(begin)
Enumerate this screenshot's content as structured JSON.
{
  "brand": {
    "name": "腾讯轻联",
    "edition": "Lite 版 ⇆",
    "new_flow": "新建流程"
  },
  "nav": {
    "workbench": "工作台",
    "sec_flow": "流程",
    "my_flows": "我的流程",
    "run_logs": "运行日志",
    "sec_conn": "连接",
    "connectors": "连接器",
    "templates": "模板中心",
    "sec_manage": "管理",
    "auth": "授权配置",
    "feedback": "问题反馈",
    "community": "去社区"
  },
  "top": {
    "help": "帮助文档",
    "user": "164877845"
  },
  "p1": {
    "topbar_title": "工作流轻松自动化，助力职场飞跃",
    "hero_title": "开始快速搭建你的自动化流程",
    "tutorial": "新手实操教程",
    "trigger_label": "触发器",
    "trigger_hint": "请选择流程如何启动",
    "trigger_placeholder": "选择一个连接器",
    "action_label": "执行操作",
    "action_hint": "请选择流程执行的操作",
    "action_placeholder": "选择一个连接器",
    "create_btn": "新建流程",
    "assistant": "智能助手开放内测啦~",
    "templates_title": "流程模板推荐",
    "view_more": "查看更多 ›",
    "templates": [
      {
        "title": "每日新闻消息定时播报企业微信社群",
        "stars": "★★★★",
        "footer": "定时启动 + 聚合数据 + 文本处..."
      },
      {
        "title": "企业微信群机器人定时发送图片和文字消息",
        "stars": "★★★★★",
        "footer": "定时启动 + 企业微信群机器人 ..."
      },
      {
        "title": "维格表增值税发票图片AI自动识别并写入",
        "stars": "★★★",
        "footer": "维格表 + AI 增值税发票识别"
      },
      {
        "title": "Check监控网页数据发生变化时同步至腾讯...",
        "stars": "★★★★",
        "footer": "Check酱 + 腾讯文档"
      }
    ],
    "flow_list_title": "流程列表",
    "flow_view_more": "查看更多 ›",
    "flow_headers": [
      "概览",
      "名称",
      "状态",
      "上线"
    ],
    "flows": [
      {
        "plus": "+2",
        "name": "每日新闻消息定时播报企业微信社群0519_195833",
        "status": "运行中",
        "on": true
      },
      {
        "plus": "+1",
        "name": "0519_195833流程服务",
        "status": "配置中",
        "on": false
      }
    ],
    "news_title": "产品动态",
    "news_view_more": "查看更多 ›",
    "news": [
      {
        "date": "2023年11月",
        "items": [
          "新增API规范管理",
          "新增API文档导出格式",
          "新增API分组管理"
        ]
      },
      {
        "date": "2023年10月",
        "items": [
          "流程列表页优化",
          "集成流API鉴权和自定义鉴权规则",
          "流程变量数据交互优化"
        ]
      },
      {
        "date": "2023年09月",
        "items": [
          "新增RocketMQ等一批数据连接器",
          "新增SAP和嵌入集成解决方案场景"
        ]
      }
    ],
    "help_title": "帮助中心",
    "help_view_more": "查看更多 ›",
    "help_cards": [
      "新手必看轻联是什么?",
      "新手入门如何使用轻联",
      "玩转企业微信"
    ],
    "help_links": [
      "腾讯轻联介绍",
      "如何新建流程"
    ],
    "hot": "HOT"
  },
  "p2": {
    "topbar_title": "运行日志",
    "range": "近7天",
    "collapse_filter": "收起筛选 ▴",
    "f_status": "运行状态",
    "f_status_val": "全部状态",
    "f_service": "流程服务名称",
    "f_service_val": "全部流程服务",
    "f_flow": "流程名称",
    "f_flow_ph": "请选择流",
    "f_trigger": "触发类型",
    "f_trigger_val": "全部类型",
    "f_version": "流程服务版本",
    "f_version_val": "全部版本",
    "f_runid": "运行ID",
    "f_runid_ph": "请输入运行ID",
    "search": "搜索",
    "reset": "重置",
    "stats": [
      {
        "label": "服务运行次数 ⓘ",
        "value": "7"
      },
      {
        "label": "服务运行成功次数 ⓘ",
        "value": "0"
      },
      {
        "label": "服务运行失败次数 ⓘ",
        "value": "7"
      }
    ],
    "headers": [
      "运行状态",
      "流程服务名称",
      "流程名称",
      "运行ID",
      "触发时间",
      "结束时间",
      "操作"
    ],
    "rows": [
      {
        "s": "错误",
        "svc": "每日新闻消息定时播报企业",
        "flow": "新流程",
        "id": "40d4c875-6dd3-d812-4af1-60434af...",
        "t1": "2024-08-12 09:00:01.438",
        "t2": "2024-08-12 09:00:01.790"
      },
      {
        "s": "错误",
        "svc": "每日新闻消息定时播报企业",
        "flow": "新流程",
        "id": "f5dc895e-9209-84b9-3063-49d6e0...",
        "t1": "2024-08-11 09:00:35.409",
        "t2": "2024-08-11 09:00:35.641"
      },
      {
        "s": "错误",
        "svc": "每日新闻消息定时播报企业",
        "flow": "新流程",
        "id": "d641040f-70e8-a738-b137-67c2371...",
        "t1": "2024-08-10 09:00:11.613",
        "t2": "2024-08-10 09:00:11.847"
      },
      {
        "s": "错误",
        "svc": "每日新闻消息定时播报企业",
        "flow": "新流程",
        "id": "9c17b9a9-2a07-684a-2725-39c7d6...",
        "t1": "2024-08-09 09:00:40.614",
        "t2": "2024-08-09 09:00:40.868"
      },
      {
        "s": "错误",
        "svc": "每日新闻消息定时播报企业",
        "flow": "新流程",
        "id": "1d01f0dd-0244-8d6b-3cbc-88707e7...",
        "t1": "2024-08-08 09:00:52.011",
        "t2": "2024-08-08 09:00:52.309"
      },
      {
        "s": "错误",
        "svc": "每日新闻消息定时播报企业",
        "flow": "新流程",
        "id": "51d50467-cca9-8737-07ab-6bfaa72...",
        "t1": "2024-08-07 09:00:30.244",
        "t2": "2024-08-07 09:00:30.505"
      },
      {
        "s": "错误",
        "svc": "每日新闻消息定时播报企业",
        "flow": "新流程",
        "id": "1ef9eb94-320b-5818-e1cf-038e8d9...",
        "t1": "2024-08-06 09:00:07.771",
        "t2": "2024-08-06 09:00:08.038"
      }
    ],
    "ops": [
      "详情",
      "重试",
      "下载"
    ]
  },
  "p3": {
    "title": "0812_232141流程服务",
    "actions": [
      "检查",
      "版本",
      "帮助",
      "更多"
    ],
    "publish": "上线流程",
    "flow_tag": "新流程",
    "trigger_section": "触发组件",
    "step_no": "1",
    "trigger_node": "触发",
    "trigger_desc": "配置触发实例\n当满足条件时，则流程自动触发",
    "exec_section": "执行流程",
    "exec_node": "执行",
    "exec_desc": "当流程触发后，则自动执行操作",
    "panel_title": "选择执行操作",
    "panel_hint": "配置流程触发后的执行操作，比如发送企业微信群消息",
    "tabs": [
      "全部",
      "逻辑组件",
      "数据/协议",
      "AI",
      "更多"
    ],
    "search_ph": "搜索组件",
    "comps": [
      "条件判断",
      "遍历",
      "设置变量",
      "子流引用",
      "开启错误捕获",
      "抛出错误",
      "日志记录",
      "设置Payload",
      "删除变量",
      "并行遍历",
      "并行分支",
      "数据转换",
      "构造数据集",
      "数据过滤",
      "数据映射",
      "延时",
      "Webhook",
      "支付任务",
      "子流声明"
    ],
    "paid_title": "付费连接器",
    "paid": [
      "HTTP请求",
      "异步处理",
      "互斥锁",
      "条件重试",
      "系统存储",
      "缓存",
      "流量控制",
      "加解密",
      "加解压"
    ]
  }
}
(end)
## GOAL
Each entry above is to be set down again in exactly the same words.

## THE SOLUTION
Enumerate this screenshot's content as structured JSON.
{
  "brand": {
    "name": "腾讯轻联",
    "edition": "Lite 版 ⇆",
    "new_flow": "新建流程"
  },
  "nav": {
    "workbench": "工作台",
    "sec_flow": "流程",
    "my_flows": "我的流程",
    "run_logs": "运行日志",
    "sec_conn": "连接",
    "connectors": "连接器",
    "templates": "模板中心",
    "sec_manage": "管理",
    "auth": "授权配置",
    "feedback": "问题反馈",
    "community": "去社区"
  },
  "top": {
    "help": "帮助文档",
    "user": "164877845"
  },
  "p1": {
    "topbar_title": "工作流轻松自动化，助力职场飞跃",
    "hero_title": "开始快速搭建你的自动化流程",
    "tutorial": "新手实操教程",
    "trigger_label": "触发器",
    "trigger_hint": "请选择流程如何启动",
    "trigger_placeholder": "选择一个连接器",
    "action_label": "执行操作",
    "action_hint": "请选择流程执行的操作",
    "action_placeholder": "选择一个连接器",
    "create_btn": "新建流程",
    "assistant": "智能助手开放内测啦~",
    "templates_title": "流程模板推荐",
    "view_more": "查看更多 ›",
    "templates": [
      {
        "title": "每日新闻消息定时播报企业微信社群",
        "stars": "★★★★",
        "footer": "定时启动 + 聚合数据 + 文本处..."
      },
      {
        "title": "企业微信群机器人定时发送图片和文字消息",
        "stars": "★★★★★",
        "footer": "定时启动 + 企业微信群机器人 ..."
      },
      {
        "title": "维格表增值税发票图片AI自动识别并写入",
        "stars": "★★★",
        "footer": "维格表 + AI 增值税发票识别"
      },
      {
        "title": "Check监控网页数据发生变化时同步至腾讯...",
        "stars": "★★★★",
        "footer": "Check酱 + 腾讯文档"
      }
    ],
    "flow_list_title": "流程列表",
    "flow_view_more": "查看更多 ›",
    "flow_headers": [
      "概览",
      "名称",
      "状态",
      "上线"
    ],
    "flows": [
      {
        "plus": "+2",
        "name": "每日新闻消息定时播报企业微信社群0519_195833",
        "status": "运行中",
        "on": true
      },
      {
        "plus": "+1",
        "name": "0519_195833流程服务",
        "status": "配置中",
        "on": false
      }
    ],
    "news_title": "产品动态",
    "news_view_more": "查看更多 ›",
    "news": [
      {
        "date": "2023年11月",
        "items": [
          "新增API规范管理",
          "新增API文档导出格式",
          "新增API分组管理"
        ]
      },
      {
        "date": "2023年10月",
        "items": [
          "流程列表页优化",
          "集成流API鉴权和自定义鉴权规则",
          "流程变量数据交互优化"
        ]
      },
      {
        "date": "2023年09月",
        "items": [
          "新增RocketMQ等一批数据连接器",
          "新增SAP和嵌入集成解决方案场景"
        ]
      }
    ],
    "help_title": "帮助中心",
    "help_view_more": "查看更多 ›",
    "help_cards": [
      "新手必看轻联是什么?",
      "新手入门如何使用轻联",
      "玩转企业微信"
    ],
    "help_links": [
      "腾讯轻联介绍",
      "如何新建流程"
    ],
    "hot": "HOT"
  },
  "p2": {
    "topbar_title": "运行日志",
    "range": "近7天",
    "collapse_filter": "收起筛选 ▴",
    "f_status": "运行状态",
    "f_status_val": "全部状态",
    "f_service": "流程服务名称",
    "f_service_val": "全部流程服务",
    "f_flow": "流程名称",
    "f_flow_ph": "请选择流",
    "f_trigger": "触发类型",
    "f_trigger_val": "全部类型",
    "f_version": "流程服务版本",
    "f_version_val": "全部版本",
    "f_runid": "运行ID",
    "f_runid_ph": "请输入运行ID",
    "search": "搜索",
    "reset": "重置",
    "stats": [
      {
        "label": "服务运行次数 ⓘ",
        "value": "7"
      },
      {
        "label": "服务运行成功次数 ⓘ",
        "value": "0"
      },
      {
        "label": "服务运行失败次数 ⓘ",
        "value": "7"
      }
    ],
    "headers": [
      "运行状态",
      "流程服务名称",
      "流程名称",
      "运行ID",
      "触发时间",
      "结束时间",
      "操作"
    ],
    "rows": [
      {
        "s": "错误",
        "svc": "每日新闻消息定时播报企业",
        "flow": "新流程",
        "id": "40d4c875-6dd3-d812-4af1-60434af...",
        "t1": "2024-08-12 09:00:01.438",
        "t2": "2024-08-12 09:00:01.790"
      },
      {
        "s": "错误",
        "svc": "每日新闻消息定时播报企业",
        "flow": "新流程",
        "id": "f5dc895e-9209-84b9-3063-49d6e0...",
        "t1": "2024-08-11 09:00:35.409",
        "t2": "2024-08-11 09:00:35.641"
      },
      {
        "s": "错误",
        "svc": "每日新闻消息定时播报企业",
        "flow": "新流程",
        "id": "d641040f-70e8-a738-b137-67c2371...",
        "t1": "2024-08-10 09:00:11.613",
        "t2": "2024-08-10 09:00:11.847"
      },
      {
        "s": "错误",
        "svc": "每日新闻消息定时播报企业",
        "flow": "新流程",
        "id": "9c17b9a9-2a07-684a-2725-39c7d6...",
        "t1": "2024-08-09 09:00:40.614",
        "t2": "2024-08-09 09:00:40.868"
      },
      {
        "s": "错误",
        "svc": "每日新闻消息定时播报企业",
        "flow": "新流程",
        "id": "1d01f0dd-0244-8d6b-3cbc-88707e7...",
        "t1": "2024-08-08 09:00:52.011",
        "t2": "2024-08-08 09:00:52.309"
      },
      {
        "s": "错误",
        "svc": "每日新闻消息定时播报企业",
        "flow": "新流程",
        "id": "51d50467-cca9-8737-07ab-6bfaa72...",
        "t1": "2024-08-07 09:00:30.244",
        "t2": "2024-08-07 09:00:30.505"
      },
      {
        "s": "错误",
        "svc": "每日新闻消息定时播报企业",
        "flow": "新流程",
        "id": "1ef9eb94-320b-5818-e1cf-038e8d9...",
        "t1": "2024-08-06 09:00:07.771",
        "t2": "2024-08-06 09:00:08.038"
      }
    ],
    "ops": [
      "详情",
      "重试",
      "下载"
    ]
  },
  "p3": {
    "title": "0812_232141流程服务",
    "actions": [
      "检查",
      "版本",
      "帮助",
      "更多"
    ],
    "publish": "上线流程",
    "flow_tag": "新流程",
    "trigger_section": "触发组件",
    "step_no": "1",
    "trigger_node": "触发",
    "trigger_desc": "配置触发实例\n当满足条件时，则流程自动触发",
    "exec_section": "执行流程",
    "exec_node": "执行",
    "exec_desc": "当流程触发后，则自动执行操作",
    "panel_title": "选择执行操作",
    "panel_hint": "配置流程触发后的执行操作，比如发送企业微信群消息",
    "tabs": [
      "全部",
      "逻辑组件",
      "数据/协议",
      "AI",
      "更多"
    ],
    "search_ph": "搜索组件",
    "comps": [
      "条件判断",
      "遍历",
      "设置变量",
      "子流引用",
      "开启错误捕获",
      "抛出错误",
      "日志记录",
      "设置Payload",
      "删除变量",
      "并行遍历",
      "并行分支",
      "数据转换",
      "构造数据集",
      "数据过滤",
      "数据映射",
      "延时",
      "Webhook",
      "支付任务",
      "子流声明"
    ],
    "paid_title": "付费连接器",
    "paid": [
      "HTTP请求",
      "异步处理",
      "互斥锁",
      "条件重试",
      "系统存储",
      "缓存",
      "流量控制",
      "加解密",
      "加解压"
    ]
  }
}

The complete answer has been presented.